Given problem » Give all the lines below again, exactly, with no pictures.

(Data entries)
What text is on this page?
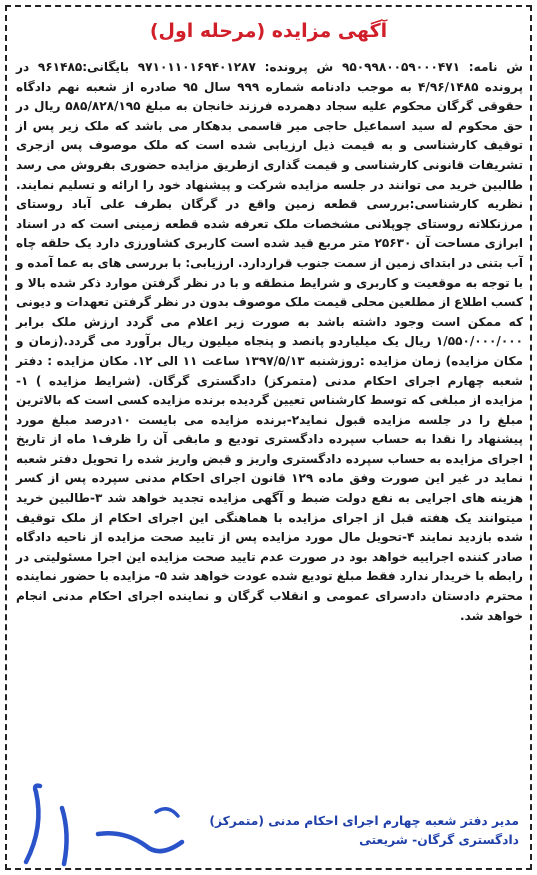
آگهی مزایده (مرحله اول)
ش نامه: ۹۵۰۹۹۸۰۰۵۹۰۰۰۴۷۱ ش پرونده: ۹۷۱۰۱۱۰۱۶۹۴۰۱۲۸۷ بایگانی:۹۶۱۴۸۵ در پرونده ۴/۹۶/۱۴۸۵ به موجب دادنامه شماره ۹۹۹ سال ۹۵ صادره از شعبه نهم دادگاه حقوقی گرگان محکوم علیه سجاد دهمرده فرزند خانجان به مبلغ ۵۸۵/۸۲۸/۱۹۵ ریال در حق محکوم له سید اسماعیل حاجی میر قاسمی بدهکار می باشد که ملک زیر پس از توقیف کارشناسی و به قیمت ذیل ارزیابی شده است که ملک موصوف پس ازجری تشریفات قانونی کارشناسی و قیمت گذاری ازطریق مزایده حضوری بفروش می رسد طالبین خرید می توانند در جلسه مزایده شرکت و پیشنهاد خود را ارائه و تسلیم نمایند. نظریه کارشناسی:بررسی قطعه زمین واقع در گرگان بطرف علی آباد روستای مرزنکلاته روستای چوپلانی مشخصات ملک تعرفه شده قطعه زمینی است که در اسناد ابرازی مساحت آن ۲۵۶۳۰ متر مربع قید شده است کاربری کشاورزی دارد یک حلقه چاه آب بتنی در ابتدای زمین از سمت جنوب قراردارد. ارزیابی: با بررسی های به عما آمده و با توجه به موقعیت و کاربری و شرایط منطقه و با در نظر گرفتن موارد ذکر شده بالا و کسب اطلاع از مطلعین محلی قیمت ملک موصوف بدون در نظر گرفتن تعهدات و دیونی که ممکن است وجود داشته باشد به صورت زیر اعلام می گردد ارزش ملک برابر ۱/۵۵۰/۰۰۰/۰۰۰ ریال یک میلیاردو پانصد و پنجاه میلیون ریال برآورد می گردد.(زمان و مکان مزایده) زمان مزایده :روزشنبه ۱۳۹۷/۵/۱۳ ساعت ۱۱ الی ۱۲. مکان مزایده : دفتر شعبه چهارم اجرای احکام مدنی (متمرکز) دادگستری گرگان. (شرایط مزایده ) ۱- مزایده از مبلغی که توسط کارشناس تعیین گردیده برنده مزایده کسی است که بالاترین مبلغ را در جلسه مزایده قبول نماید۲-برنده مزایده می بایست ۱۰درصد مبلغ مورد پیشنهاد را نقدا به حساب سپرده دادگستری تودیع و مابقی آن را ظرف۱ ماه از تاریخ اجرای مزایده به حساب سپرده دادگستری واریز و قبض واریز شده را تحویل دفتر شعبه نماید در غیر این صورت وفق ماده ۱۲۹ قانون اجرای احکام مدنی سپرده پس از کسر هزینه های اجرایی به نفع دولت ضبط و آگهی مزایده تجدید خواهد شد ۳-طالبین خرید میتوانند یک هفته قبل از اجرای مزایده با هماهنگی این اجرای احکام از ملک توقیف شده بازدید نمایند ۴-تحویل مال مورد مزایده پس از تایید صحت مزایده از ناحیه دادگاه صادر کننده اجراییه خواهد بود در صورت عدم تایید صحت مزایده این اجرا مسئولیتی در رابطه با خریدار ندارد فقط مبلغ تودیع شده عودت خواهد شد ۵- مزایده با حضور نماینده محترم دادستان دادسرای عمومی و انقلاب گرگان و نماینده اجرای احکام مدنی انجام خواهد شد.
مدیر دفتر شعبه چهارم اجرای احکام مدنی (متمرکز)
دادگستری گرگان- شریعتی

Full solution »
What text is on this page?
آگهی مزایده (مرحله اول)
ش نامه: ۹۵۰۹۹۸۰۰۵۹۰۰۰۴۷۱ ش پرونده: ۹۷۱۰۱۱۰۱۶۹۴۰۱۲۸۷ بایگانی:۹۶۱۴۸۵ در پرونده ۴/۹۶/۱۴۸۵ به موجب دادنامه شماره ۹۹۹ سال ۹۵ صادره از شعبه نهم دادگاه حقوقی گرگان محکوم علیه سجاد دهمرده فرزند خانجان به مبلغ ۵۸۵/۸۲۸/۱۹۵ ریال در حق محکوم له سید اسماعیل حاجی میر قاسمی بدهکار می باشد که ملک زیر پس از توقیف کارشناسی و به قیمت ذیل ارزیابی شده است که ملک موصوف پس ازجری تشریفات قانونی کارشناسی و قیمت گذاری ازطریق مزایده حضوری بفروش می رسد طالبین خرید می توانند در جلسه مزایده شرکت و پیشنهاد خود را ارائه و تسلیم نمایند. نظریه کارشناسی:بررسی قطعه زمین واقع در گرگان بطرف علی آباد روستای مرزنکلاته روستای چوپلانی مشخصات ملک تعرفه شده قطعه زمینی است که در اسناد ابرازی مساحت آن ۲۵۶۳۰ متر مربع قید شده است کاربری کشاورزی دارد یک حلقه چاه آب بتنی در ابتدای زمین از سمت جنوب قراردارد. ارزیابی: با بررسی های به عما آمده و با توجه به موقعیت و کاربری و شرایط منطقه و با در نظر گرفتن موارد ذکر شده بالا و کسب اطلاع از مطلعین محلی قیمت ملک موصوف بدون در نظر گرفتن تعهدات و دیونی که ممکن است وجود داشته باشد به صورت زیر اعلام می گردد ارزش ملک برابر ۱/۵۵۰/۰۰۰/۰۰۰ ریال یک میلیاردو پانصد و پنجاه میلیون ریال برآورد می گردد.(زمان و مکان مزایده) زمان مزایده :روزشنبه ۱۳۹۷/۵/۱۳ ساعت ۱۱ الی ۱۲. مکان مزایده : دفتر شعبه چهارم اجرای احکام مدنی (متمرکز) دادگستری گرگان. (شرایط مزایده ) ۱- مزایده از مبلغی که توسط کارشناس تعیین گردیده برنده مزایده کسی است که بالاترین مبلغ را در جلسه مزایده قبول نماید۲-برنده مزایده می بایست ۱۰درصد مبلغ مورد پیشنهاد را نقدا به حساب سپرده دادگستری تودیع و مابقی آن را ظرف۱ ماه از تاریخ اجرای مزایده به حساب سپرده دادگستری واریز و قبض واریز شده را تحویل دفتر شعبه نماید در غیر این صورت وفق ماده ۱۲۹ قانون اجرای احکام مدنی سپرده پس از کسر هزینه های اجرایی به نفع دولت ضبط و آگهی مزایده تجدید خواهد شد ۳-طالبین خرید میتوانند یک هفته قبل از اجرای مزایده با هماهنگی این اجرای احکام از ملک توقیف شده بازدید نمایند ۴-تحویل مال مورد مزایده پس از تایید صحت مزایده از ناحیه دادگاه صادر کننده اجراییه خواهد بود در صورت عدم تایید صحت مزایده این اجرا مسئولیتی در رابطه با خریدار ندارد فقط مبلغ تودیع شده عودت خواهد شد ۵- مزایده با حضور نماینده محترم دادستان دادسرای عمومی و انقلاب گرگان و نماینده اجرای احکام مدنی انجام خواهد شد.
مدیر دفتر شعبه چهارم اجرای احکام مدنی (متمرکز)
دادگستری گرگان- شریعتی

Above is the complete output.